> Input for this task
##############################
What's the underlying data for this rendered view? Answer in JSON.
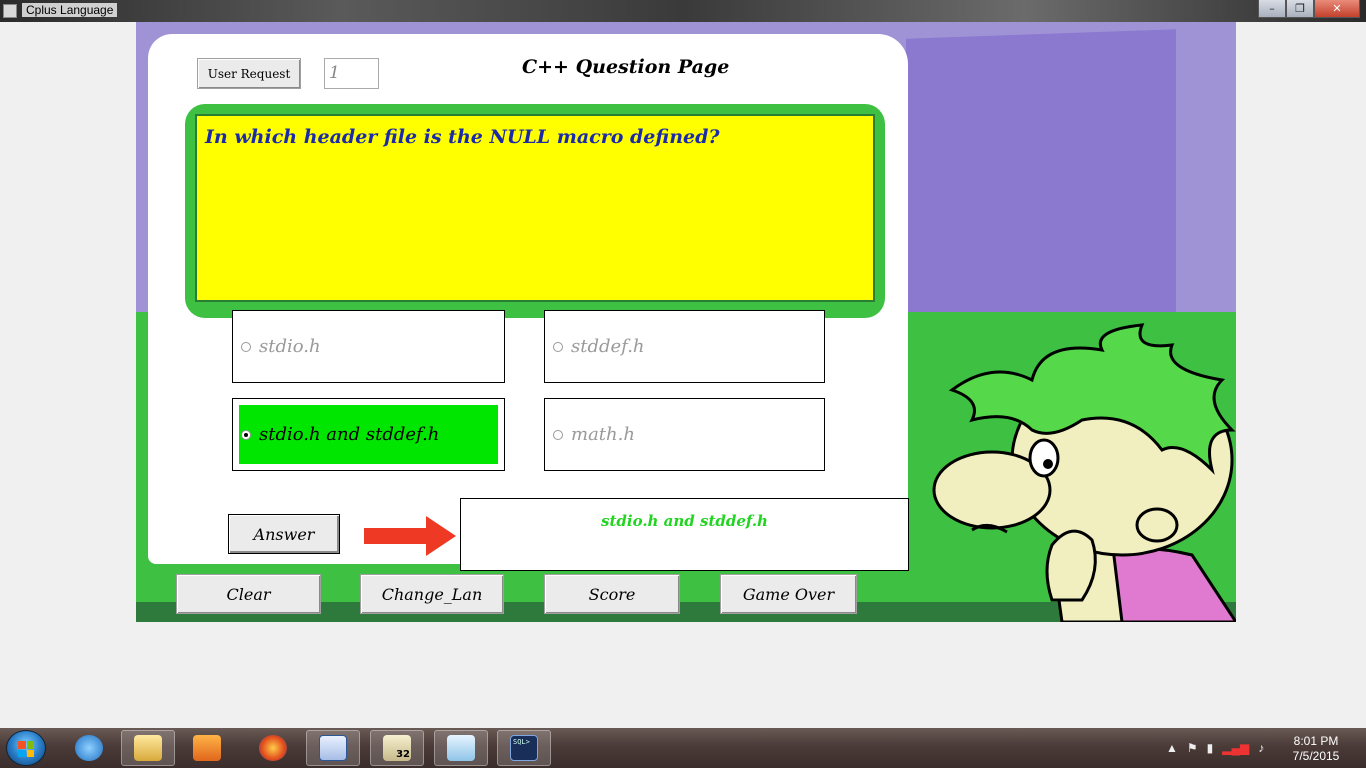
{
  "window": {
    "title": "Cplus Language",
    "controls": {
      "minimize": "–",
      "maximize": "❐",
      "close": "✕"
    }
  },
  "header": {
    "user_request_label": "User Request",
    "question_number": "1",
    "page_title": "C++ Question Page"
  },
  "question": {
    "text": "In which header file is the NULL macro defined?"
  },
  "options": [
    {
      "label": "stdio.h",
      "selected": false
    },
    {
      "label": "stddef.h",
      "selected": false
    },
    {
      "label": "stdio.h and stddef.h",
      "selected": true
    },
    {
      "label": "math.h",
      "selected": false
    }
  ],
  "answer": {
    "button_label": "Answer",
    "result_text": "stdio.h and stddef.h"
  },
  "bottom_buttons": {
    "clear": "Clear",
    "change_lan": "Change_Lan",
    "score": "Score",
    "game_over": "Game Over"
  },
  "colors": {
    "question_bg": "#ffff00",
    "question_frame": "#3ec043",
    "question_text": "#1a2aa8",
    "selected_option": "#00e600",
    "answer_text": "#22d422",
    "arrow": "#ee3a24",
    "sky": "#9f93d6",
    "grass": "#3ec043"
  },
  "taskbar": {
    "items": [
      "internet-explorer-icon",
      "file-explorer-icon",
      "media-player-icon",
      "firefox-icon",
      "word-icon",
      "app-32-icon",
      "notepad-icon",
      "sql-icon"
    ],
    "sql_label": "SQL>",
    "app_badge": "32",
    "time": "8:01 PM",
    "date": "7/5/2015"
  }
}
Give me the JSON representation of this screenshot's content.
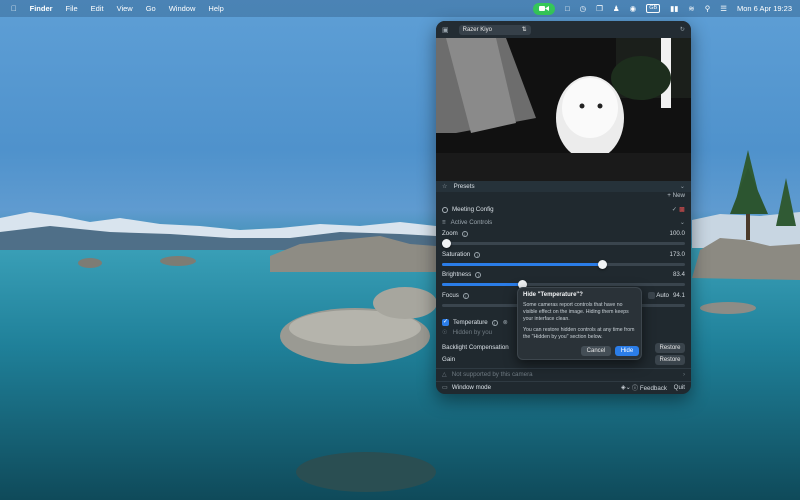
{
  "menubar": {
    "app": "Finder",
    "items": [
      "File",
      "Edit",
      "View",
      "Go",
      "Window",
      "Help"
    ],
    "status_badge": "GB",
    "datetime": "Mon 6 Apr  19:23"
  },
  "panel": {
    "camera": "Razer Kiyo",
    "presets": "Presets",
    "new": "+ New",
    "preset_name": "Meeting Config",
    "active_controls": "Active Controls",
    "controls": [
      {
        "label": "Zoom",
        "value": "100.0",
        "fraction": 0.02
      },
      {
        "label": "Saturation",
        "value": "173.0",
        "fraction": 0.66
      },
      {
        "label": "Brightness",
        "value": "83.4",
        "fraction": 0.33
      },
      {
        "label": "Focus",
        "value": "94.1",
        "auto": "Auto"
      }
    ],
    "temperature": "Temperature",
    "hidden_by_you": "Hidden by you",
    "backlight": "Backlight Compensation",
    "gain": "Gain",
    "restore": "Restore",
    "not_supported": "Not supported by this camera",
    "window_mode": "Window mode",
    "feedback": "Feedback",
    "quit": "Quit"
  },
  "popover": {
    "title": "Hide \"Temperature\"?",
    "body1": "Some cameras report controls that have no visible effect on the image. Hiding them keeps your interface clean.",
    "body2": "You can restore hidden controls at any time from the \"Hidden by you\" section below.",
    "cancel": "Cancel",
    "hide": "Hide"
  },
  "colors": {
    "accent": "#2b7de8",
    "facetime": "#35c759",
    "panel": "#20292f"
  }
}
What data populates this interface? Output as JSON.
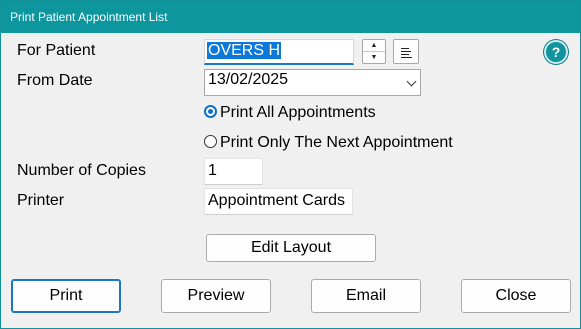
{
  "window": {
    "title": "Print Patient Appointment List"
  },
  "form": {
    "patient_label": "For Patient",
    "patient_value": "OVERS H",
    "from_date_label": "From Date",
    "from_date_value": "13/02/2025",
    "radio_all_label": "Print All Appointments",
    "radio_next_label": "Print Only The Next Appointment",
    "selected_option": "all",
    "copies_label": "Number of Copies",
    "copies_value": "1",
    "printer_label": "Printer",
    "printer_value": "Appointment Cards",
    "help_symbol": "?",
    "spin_up_symbol": "▲",
    "spin_down_symbol": "▼"
  },
  "buttons": {
    "edit_layout": "Edit Layout",
    "print": "Print",
    "preview": "Preview",
    "email": "Email",
    "close": "Close"
  }
}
##############################
> Requirement
Leave out the pictures and return every record word for word.

> Complete answer
What's the underlying data for this rendered view? Answer in JSON.
{
  "window": {
    "title": "Cplus Language",
    "controls": {
      "minimize": "–",
      "maximize": "❐",
      "close": "✕"
    }
  },
  "header": {
    "user_request_label": "User Request",
    "question_number": "1",
    "page_title": "C++ Question Page"
  },
  "question": {
    "text": "In which header file is the NULL macro defined?"
  },
  "options": [
    {
      "label": "stdio.h",
      "selected": false
    },
    {
      "label": "stddef.h",
      "selected": false
    },
    {
      "label": "stdio.h and stddef.h",
      "selected": true
    },
    {
      "label": "math.h",
      "selected": false
    }
  ],
  "answer": {
    "button_label": "Answer",
    "result_text": "stdio.h and stddef.h"
  },
  "bottom_buttons": {
    "clear": "Clear",
    "change_lan": "Change_Lan",
    "score": "Score",
    "game_over": "Game Over"
  },
  "colors": {
    "question_bg": "#ffff00",
    "question_frame": "#3ec043",
    "question_text": "#1a2aa8",
    "selected_option": "#00e600",
    "answer_text": "#22d422",
    "arrow": "#ee3a24",
    "sky": "#9f93d6",
    "grass": "#3ec043"
  },
  "taskbar": {
    "items": [
      "internet-explorer-icon",
      "file-explorer-icon",
      "media-player-icon",
      "firefox-icon",
      "word-icon",
      "app-32-icon",
      "notepad-icon",
      "sql-icon"
    ],
    "sql_label": "SQL>",
    "app_badge": "32",
    "time": "8:01 PM",
    "date": "7/5/2015"
  }
}
Give me the JSON representation of this screenshot's content.
{
  "menubar": {
    "app": "Finder",
    "items": [
      "File",
      "Edit",
      "View",
      "Go",
      "Window",
      "Help"
    ],
    "status_badge": "GB",
    "datetime": "Mon 6 Apr  19:23"
  },
  "panel": {
    "camera": "Razer Kiyo",
    "presets": "Presets",
    "new": "+ New",
    "preset_name": "Meeting Config",
    "active_controls": "Active Controls",
    "controls": [
      {
        "label": "Zoom",
        "value": "100.0",
        "fraction": 0.02
      },
      {
        "label": "Saturation",
        "value": "173.0",
        "fraction": 0.66
      },
      {
        "label": "Brightness",
        "value": "83.4",
        "fraction": 0.33
      },
      {
        "label": "Focus",
        "value": "94.1",
        "auto": "Auto"
      }
    ],
    "temperature": "Temperature",
    "hidden_by_you": "Hidden by you",
    "backlight": "Backlight Compensation",
    "gain": "Gain",
    "restore": "Restore",
    "not_supported": "Not supported by this camera",
    "window_mode": "Window mode",
    "feedback": "Feedback",
    "quit": "Quit"
  },
  "popover": {
    "title": "Hide \"Temperature\"?",
    "body1": "Some cameras report controls that have no visible effect on the image. Hiding them keeps your interface clean.",
    "body2": "You can restore hidden controls at any time from the \"Hidden by you\" section below.",
    "cancel": "Cancel",
    "hide": "Hide"
  },
  "colors": {
    "accent": "#2b7de8",
    "facetime": "#35c759",
    "panel": "#20292f"
  }
}
What data populates this interface? Output as JSON.
{
  "window": {
    "title": "Print Patient Appointment List"
  },
  "form": {
    "patient_label": "For Patient",
    "patient_value": "OVERS H",
    "from_date_label": "From Date",
    "from_date_value": "13/02/2025",
    "radio_all_label": "Print All Appointments",
    "radio_next_label": "Print Only The Next Appointment",
    "selected_option": "all",
    "copies_label": "Number of Copies",
    "copies_value": "1",
    "printer_label": "Printer",
    "printer_value": "Appointment Cards",
    "help_symbol": "?",
    "spin_up_symbol": "▲",
    "spin_down_symbol": "▼"
  },
  "buttons": {
    "edit_layout": "Edit Layout",
    "print": "Print",
    "preview": "Preview",
    "email": "Email",
    "close": "Close"
  }
}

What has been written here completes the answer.